** YOUR INSTRUCTIONS **
Find each line with the string "screenshot" and report it.

● ● ●

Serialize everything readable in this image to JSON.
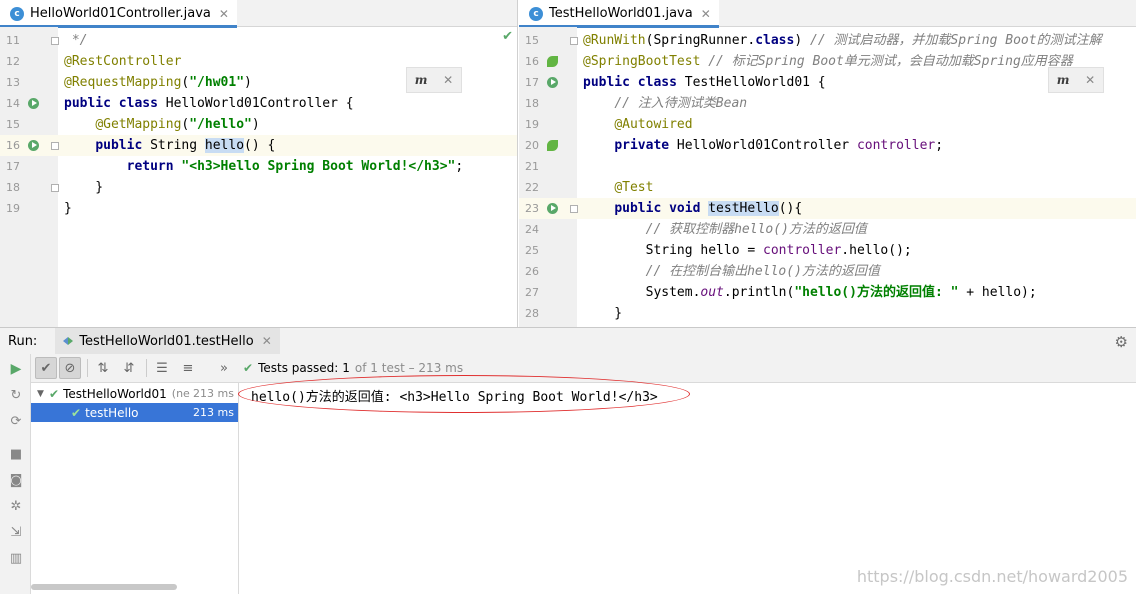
{
  "left_editor": {
    "tab": {
      "label": "HelloWorld01Controller.java",
      "icon": "class-icon"
    },
    "lines": [
      {
        "n": "11",
        "html": "<span class=\"cmt\"> */</span>"
      },
      {
        "n": "12",
        "html": "<span class=\"ann\">@RestController</span>"
      },
      {
        "n": "13",
        "html": "<span class=\"ann\">@RequestMapping</span>(<span class=\"str\">\"/hw01\"</span>)"
      },
      {
        "n": "14",
        "html": "<span class=\"kw\">public class</span> HelloWorld01Controller {"
      },
      {
        "n": "15",
        "html": "    <span class=\"ann\">@GetMapping</span>(<span class=\"str\">\"/hello\"</span>)"
      },
      {
        "n": "16",
        "html": "    <span class=\"kw\">public</span> String <span class=\"hl\">hello</span>() {"
      },
      {
        "n": "17",
        "html": "        <span class=\"kw\">return</span> <span class=\"str\">\"&lt;h3&gt;Hello Spring Boot World!&lt;/h3&gt;\"</span>;"
      },
      {
        "n": "18",
        "html": "    }"
      },
      {
        "n": "19",
        "html": "}"
      }
    ]
  },
  "right_editor": {
    "tab": {
      "label": "TestHelloWorld01.java",
      "icon": "class-icon"
    },
    "lines": [
      {
        "n": "15",
        "html": "<span class=\"ann\">@RunWith</span>(SpringRunner.<span class=\"kw\">class</span>) <span class=\"cmt\">// 测试启动器，并加载Spring Boot的测试注解</span>"
      },
      {
        "n": "16",
        "html": "<span class=\"ann\">@SpringBootTest</span> <span class=\"cmt\">// 标记Spring Boot单元测试，会自动加载Spring应用容器</span>"
      },
      {
        "n": "17",
        "html": "<span class=\"kw\">public class</span> TestHelloWorld01 {"
      },
      {
        "n": "18",
        "html": "    <span class=\"cmt\">// 注入待测试类Bean</span>"
      },
      {
        "n": "19",
        "html": "    <span class=\"ann\">@Autowired</span>"
      },
      {
        "n": "20",
        "html": "    <span class=\"kw\">private</span> HelloWorld01Controller <span class=\"fld\">controller</span>;"
      },
      {
        "n": "21",
        "html": ""
      },
      {
        "n": "22",
        "html": "    <span class=\"ann\">@Test</span>"
      },
      {
        "n": "23",
        "html": "    <span class=\"kw\">public void</span> <span class=\"hl\">testHello</span>(){"
      },
      {
        "n": "24",
        "html": "        <span class=\"cmt\">// 获取控制器hello()方法的返回值</span>"
      },
      {
        "n": "25",
        "html": "        String hello = <span class=\"fld\">controller</span>.hello();"
      },
      {
        "n": "26",
        "html": "        <span class=\"cmt\">// 在控制台输出hello()方法的返回值</span>"
      },
      {
        "n": "27",
        "html": "        System.<span class=\"fldi\">out</span>.println(<span class=\"str\">\"hello()方法的返回值: \"</span> + hello);"
      },
      {
        "n": "28",
        "html": "    }"
      }
    ]
  },
  "run_panel": {
    "label": "Run:",
    "tab_label": "TestHelloWorld01.testHello",
    "status": {
      "passed_label": "Tests passed:",
      "passed_count": "1",
      "detail": "of 1 test – 213 ms"
    },
    "tree": [
      {
        "label": "TestHelloWorld01",
        "extra": "(ne",
        "time": "213 ms"
      },
      {
        "label": "testHello",
        "time": "213 ms"
      }
    ],
    "console_output": "hello()方法的返回值: <h3>Hello Spring Boot World!</h3>"
  },
  "watermark": "https://blog.csdn.net/howard2005",
  "colors": {
    "accent": "#4083c9",
    "selection": "#3875d7",
    "pass_green": "#59a869",
    "annotation_circle": "#e03030"
  }
}
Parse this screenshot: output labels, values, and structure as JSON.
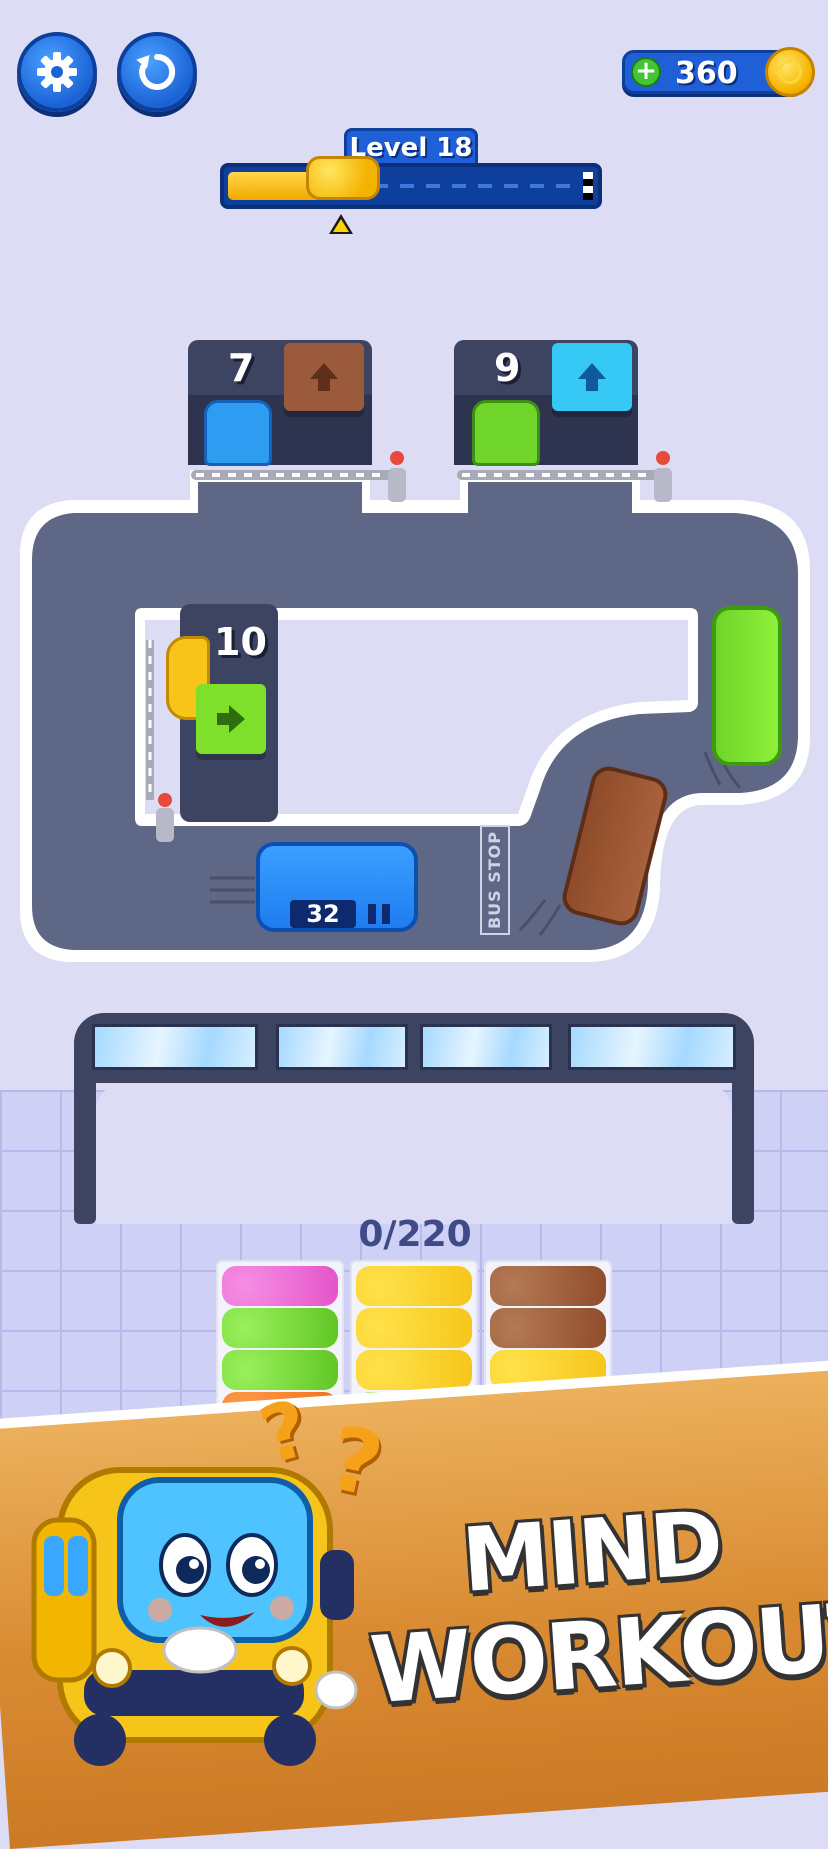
{
  "top_bar": {
    "settings_icon": "gear-icon",
    "restart_icon": "restart-icon",
    "coins": "360",
    "add_coins_icon": "plus-icon"
  },
  "level": {
    "label": "Level 18",
    "progress": 0.25
  },
  "garages": [
    {
      "count": "10",
      "arrow": "right",
      "color": "#7ee02a"
    },
    {
      "count": "7",
      "arrow": "up",
      "color": "#9b5a3c"
    },
    {
      "count": "9",
      "arrow": "up",
      "color": "#35c8f5"
    }
  ],
  "road": {
    "bus_number": "32",
    "bus_stop_label": "BUS STOP"
  },
  "passengers": {
    "counter": "0/220"
  },
  "banner": {
    "line1": "MIND",
    "line2": "WORKOUT!"
  },
  "colors": {
    "blue": "#1f7cf0",
    "green": "#7ee02a",
    "brown": "#8f4c2a",
    "yellow": "#f7c51a",
    "pink": "#f06ad6",
    "orange": "#f57c23",
    "road": "#5e6786"
  }
}
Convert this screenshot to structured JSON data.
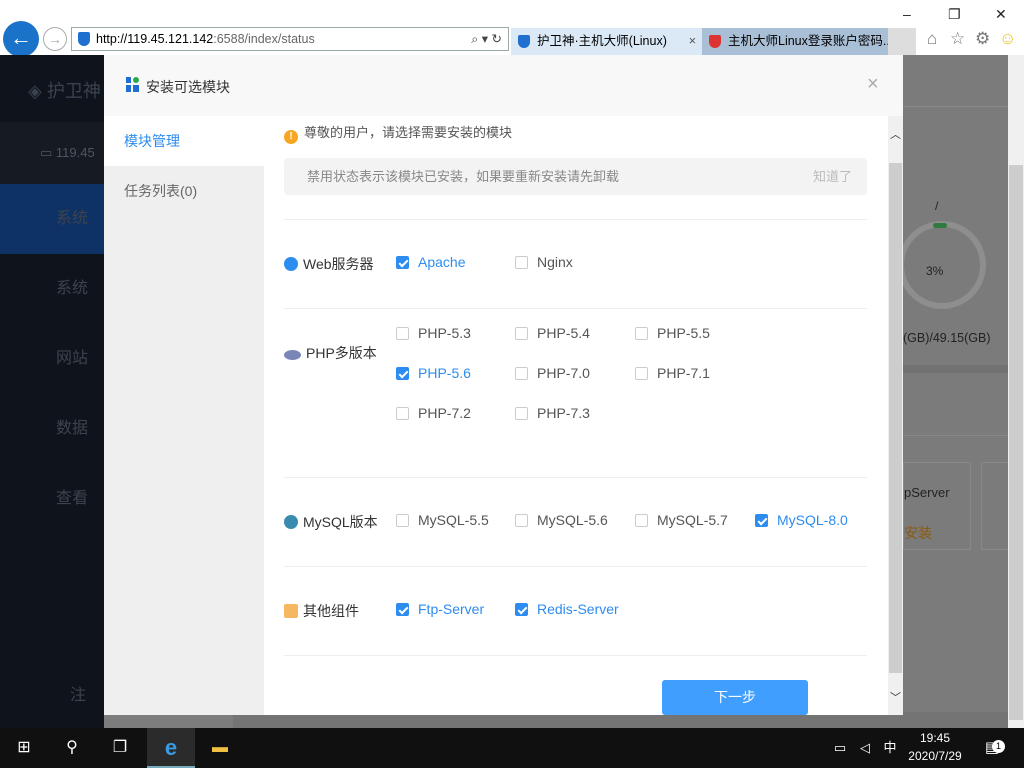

● ● ●

** OUTPUT FOR THIS TASK **
Parse this screenshot: output labels, values, and structure as JSON.
Convert this screenshot to structured JSON data.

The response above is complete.